[Given instruction] Tally the lines holding the string "более" and reply with that number alone.

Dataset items
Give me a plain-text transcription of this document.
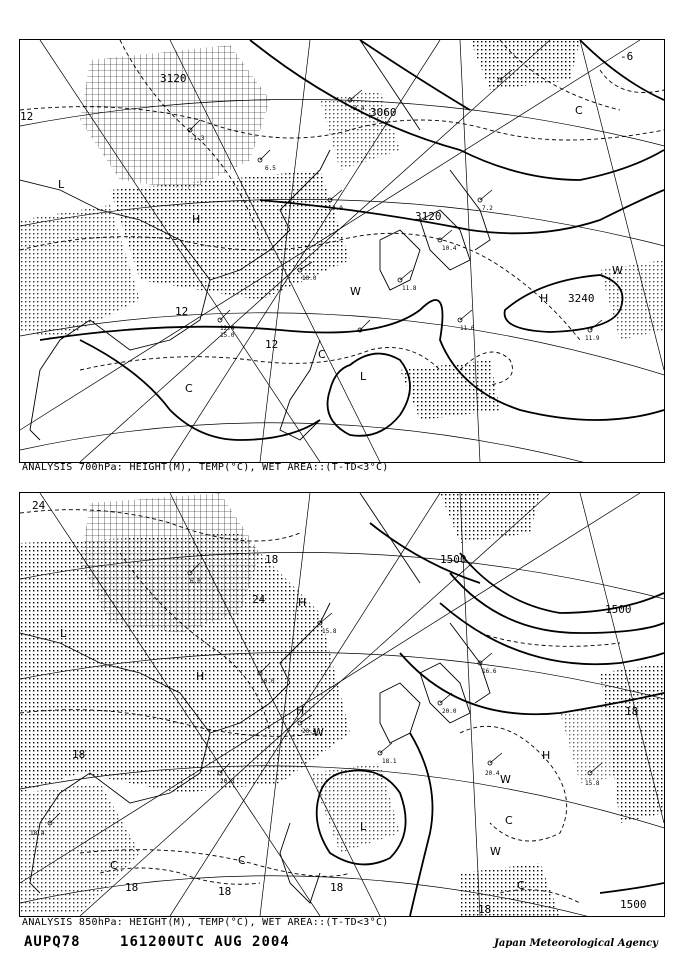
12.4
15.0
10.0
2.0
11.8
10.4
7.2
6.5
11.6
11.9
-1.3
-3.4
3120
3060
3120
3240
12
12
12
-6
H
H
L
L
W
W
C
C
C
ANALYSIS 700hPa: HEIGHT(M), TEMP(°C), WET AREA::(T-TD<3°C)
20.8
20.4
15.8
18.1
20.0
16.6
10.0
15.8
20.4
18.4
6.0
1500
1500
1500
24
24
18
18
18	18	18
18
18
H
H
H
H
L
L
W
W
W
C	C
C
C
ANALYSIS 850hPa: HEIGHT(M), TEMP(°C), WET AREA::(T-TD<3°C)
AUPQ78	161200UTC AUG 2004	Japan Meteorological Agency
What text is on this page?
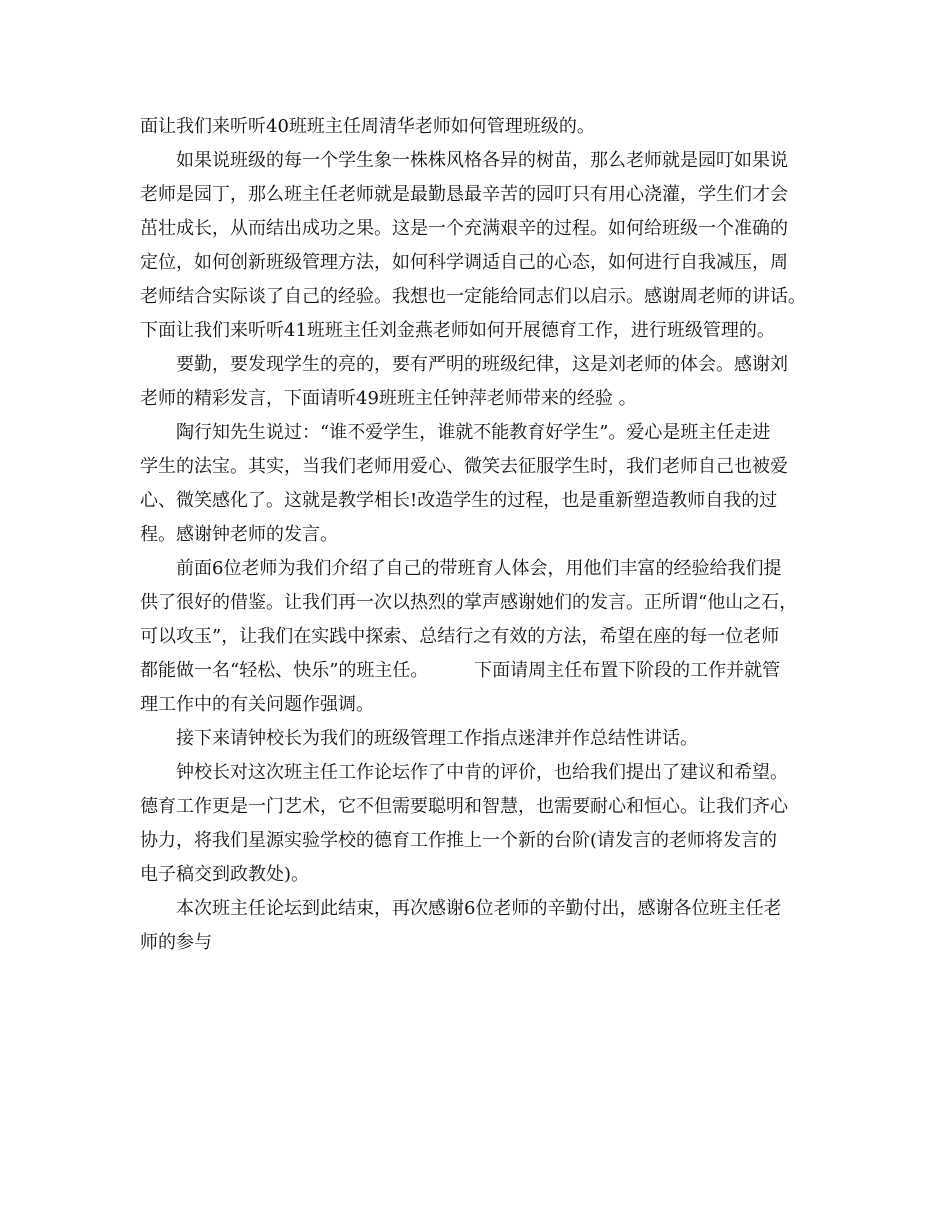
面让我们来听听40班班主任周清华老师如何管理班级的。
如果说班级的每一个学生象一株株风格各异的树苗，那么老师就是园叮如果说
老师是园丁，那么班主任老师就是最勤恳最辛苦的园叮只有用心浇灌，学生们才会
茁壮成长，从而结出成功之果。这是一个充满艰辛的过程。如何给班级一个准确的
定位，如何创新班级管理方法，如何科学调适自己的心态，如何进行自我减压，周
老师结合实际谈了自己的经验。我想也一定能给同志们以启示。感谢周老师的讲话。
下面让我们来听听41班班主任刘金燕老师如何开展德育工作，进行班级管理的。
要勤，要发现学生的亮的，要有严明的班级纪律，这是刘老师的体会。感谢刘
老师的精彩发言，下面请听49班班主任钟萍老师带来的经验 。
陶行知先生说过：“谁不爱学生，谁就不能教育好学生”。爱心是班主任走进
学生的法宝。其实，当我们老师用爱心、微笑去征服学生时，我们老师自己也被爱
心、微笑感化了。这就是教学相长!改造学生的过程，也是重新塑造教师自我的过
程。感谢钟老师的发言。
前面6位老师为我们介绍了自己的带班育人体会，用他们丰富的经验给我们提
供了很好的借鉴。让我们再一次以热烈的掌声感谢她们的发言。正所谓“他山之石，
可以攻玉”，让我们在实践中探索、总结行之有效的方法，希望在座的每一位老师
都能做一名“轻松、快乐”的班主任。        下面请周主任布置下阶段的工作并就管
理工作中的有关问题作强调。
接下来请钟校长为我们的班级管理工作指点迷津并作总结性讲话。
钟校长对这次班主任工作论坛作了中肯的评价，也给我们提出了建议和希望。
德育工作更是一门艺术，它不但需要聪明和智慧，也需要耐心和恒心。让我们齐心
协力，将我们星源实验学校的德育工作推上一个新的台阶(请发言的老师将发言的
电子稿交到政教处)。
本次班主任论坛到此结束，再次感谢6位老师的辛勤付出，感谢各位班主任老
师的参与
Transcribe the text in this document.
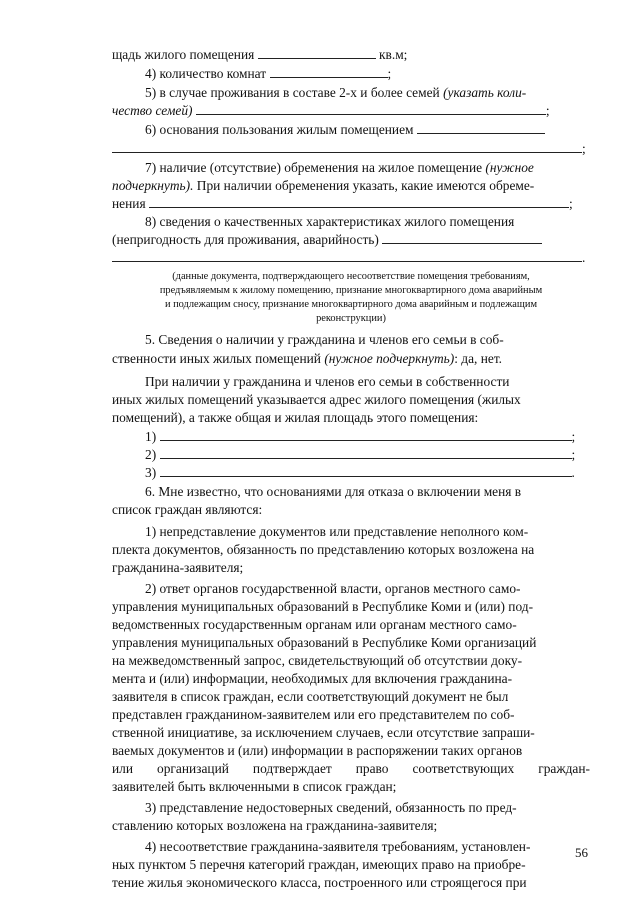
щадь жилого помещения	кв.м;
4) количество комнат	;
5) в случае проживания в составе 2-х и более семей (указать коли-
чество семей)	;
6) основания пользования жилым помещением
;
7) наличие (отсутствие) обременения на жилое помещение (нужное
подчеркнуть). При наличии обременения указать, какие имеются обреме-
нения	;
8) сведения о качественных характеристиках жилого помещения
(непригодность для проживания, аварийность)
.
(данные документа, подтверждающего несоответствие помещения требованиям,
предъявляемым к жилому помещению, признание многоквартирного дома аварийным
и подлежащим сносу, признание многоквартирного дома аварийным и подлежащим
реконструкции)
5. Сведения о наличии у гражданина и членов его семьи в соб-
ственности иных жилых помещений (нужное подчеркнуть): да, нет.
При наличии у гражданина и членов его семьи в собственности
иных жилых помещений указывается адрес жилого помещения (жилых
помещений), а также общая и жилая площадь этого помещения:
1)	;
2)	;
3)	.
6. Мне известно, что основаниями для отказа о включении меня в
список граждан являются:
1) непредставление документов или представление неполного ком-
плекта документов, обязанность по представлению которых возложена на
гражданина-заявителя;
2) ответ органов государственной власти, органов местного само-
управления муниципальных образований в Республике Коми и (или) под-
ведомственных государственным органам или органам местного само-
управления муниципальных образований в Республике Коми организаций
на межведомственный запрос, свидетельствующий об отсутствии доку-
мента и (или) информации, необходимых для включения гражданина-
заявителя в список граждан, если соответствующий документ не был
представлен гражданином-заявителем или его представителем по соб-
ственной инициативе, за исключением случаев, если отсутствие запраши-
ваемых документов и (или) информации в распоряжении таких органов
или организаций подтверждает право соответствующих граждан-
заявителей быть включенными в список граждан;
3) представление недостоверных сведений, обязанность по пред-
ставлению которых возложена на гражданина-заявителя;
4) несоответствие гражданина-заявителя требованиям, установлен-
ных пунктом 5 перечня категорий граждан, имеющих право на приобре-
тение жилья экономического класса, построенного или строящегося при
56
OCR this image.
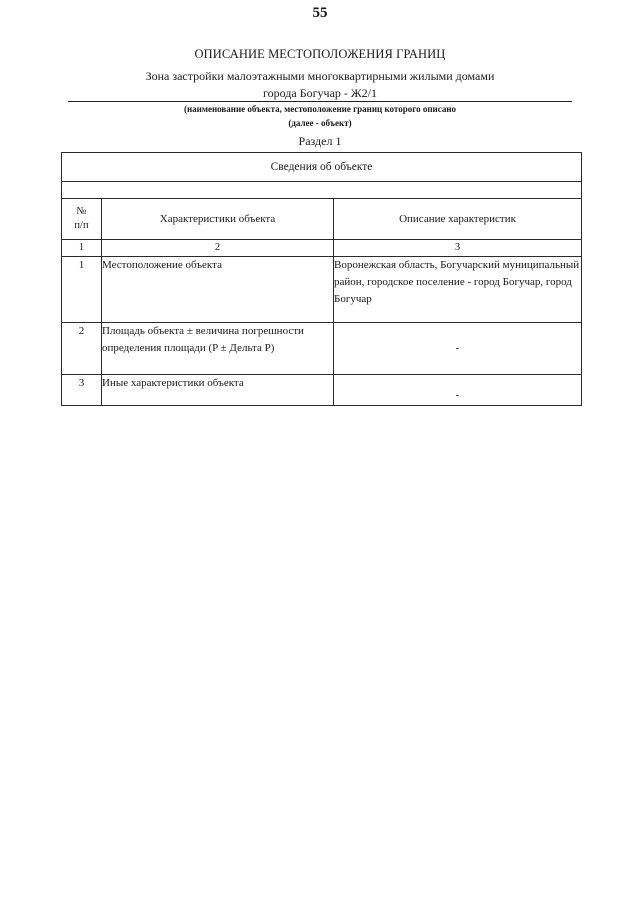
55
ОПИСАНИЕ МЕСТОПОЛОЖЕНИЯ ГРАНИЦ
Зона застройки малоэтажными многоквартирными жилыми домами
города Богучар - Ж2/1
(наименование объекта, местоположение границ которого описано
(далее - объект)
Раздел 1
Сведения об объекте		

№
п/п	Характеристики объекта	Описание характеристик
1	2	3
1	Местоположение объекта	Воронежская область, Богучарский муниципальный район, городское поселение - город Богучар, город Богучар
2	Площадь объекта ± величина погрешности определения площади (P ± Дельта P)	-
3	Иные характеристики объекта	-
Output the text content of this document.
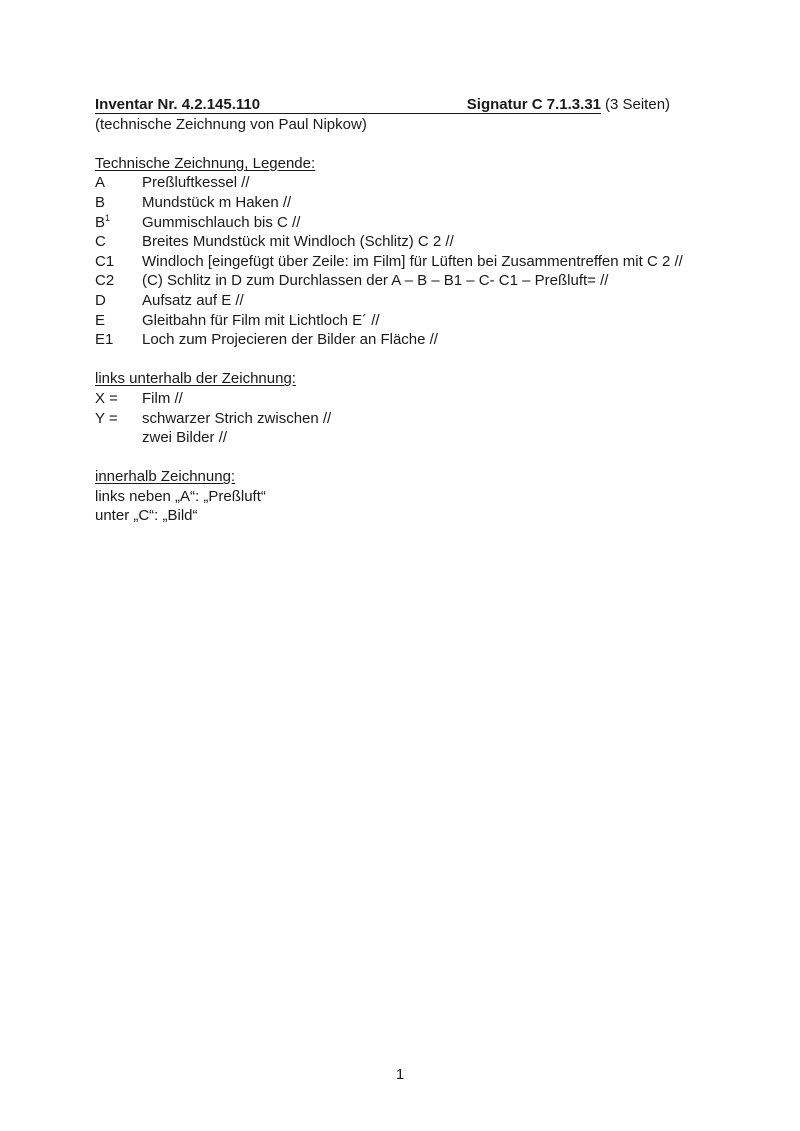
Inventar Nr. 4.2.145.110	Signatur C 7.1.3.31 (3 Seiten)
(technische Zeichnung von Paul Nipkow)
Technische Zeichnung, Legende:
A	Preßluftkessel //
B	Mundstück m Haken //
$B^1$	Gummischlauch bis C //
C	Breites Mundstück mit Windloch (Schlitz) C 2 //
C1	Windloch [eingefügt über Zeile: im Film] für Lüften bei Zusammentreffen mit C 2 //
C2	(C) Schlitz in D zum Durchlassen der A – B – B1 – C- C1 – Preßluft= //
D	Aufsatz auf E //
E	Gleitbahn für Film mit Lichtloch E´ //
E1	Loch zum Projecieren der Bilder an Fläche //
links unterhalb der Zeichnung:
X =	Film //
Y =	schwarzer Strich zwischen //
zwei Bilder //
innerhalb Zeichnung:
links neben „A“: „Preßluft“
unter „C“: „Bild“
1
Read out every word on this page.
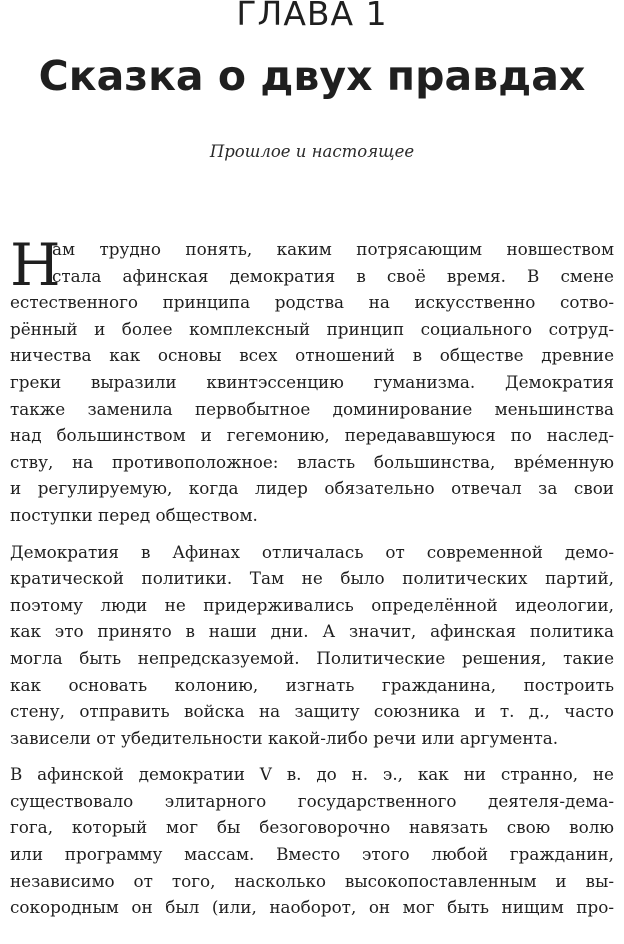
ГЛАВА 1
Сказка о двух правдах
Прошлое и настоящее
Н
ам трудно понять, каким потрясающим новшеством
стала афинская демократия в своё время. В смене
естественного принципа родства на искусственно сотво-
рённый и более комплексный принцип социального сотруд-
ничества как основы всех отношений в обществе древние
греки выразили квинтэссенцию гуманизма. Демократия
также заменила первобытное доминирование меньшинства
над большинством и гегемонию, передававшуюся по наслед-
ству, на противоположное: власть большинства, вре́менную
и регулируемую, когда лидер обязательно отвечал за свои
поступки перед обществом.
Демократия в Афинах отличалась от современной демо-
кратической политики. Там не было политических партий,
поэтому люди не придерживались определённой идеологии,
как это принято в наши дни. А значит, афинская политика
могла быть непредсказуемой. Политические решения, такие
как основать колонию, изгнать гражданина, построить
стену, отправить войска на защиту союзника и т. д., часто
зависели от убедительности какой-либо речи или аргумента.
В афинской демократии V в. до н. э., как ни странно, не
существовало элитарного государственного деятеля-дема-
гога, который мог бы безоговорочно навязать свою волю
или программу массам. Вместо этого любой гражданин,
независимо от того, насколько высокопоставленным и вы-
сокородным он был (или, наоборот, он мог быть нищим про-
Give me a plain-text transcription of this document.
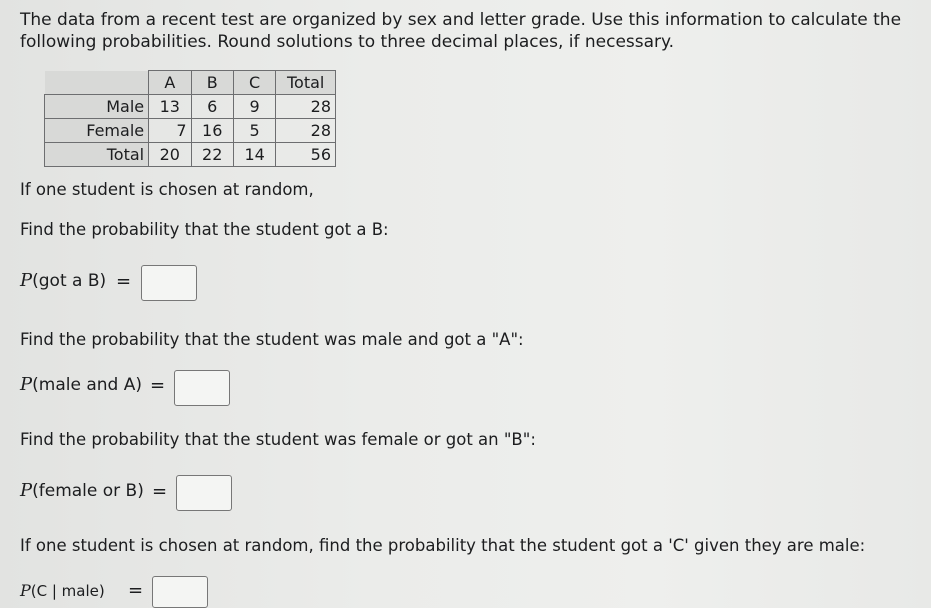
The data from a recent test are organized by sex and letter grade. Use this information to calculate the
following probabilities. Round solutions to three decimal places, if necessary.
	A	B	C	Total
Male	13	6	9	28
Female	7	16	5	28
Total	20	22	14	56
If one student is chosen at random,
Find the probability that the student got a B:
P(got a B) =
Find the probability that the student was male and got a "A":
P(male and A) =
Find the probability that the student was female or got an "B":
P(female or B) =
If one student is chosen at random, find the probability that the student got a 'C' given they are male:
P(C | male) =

[Correct output] 2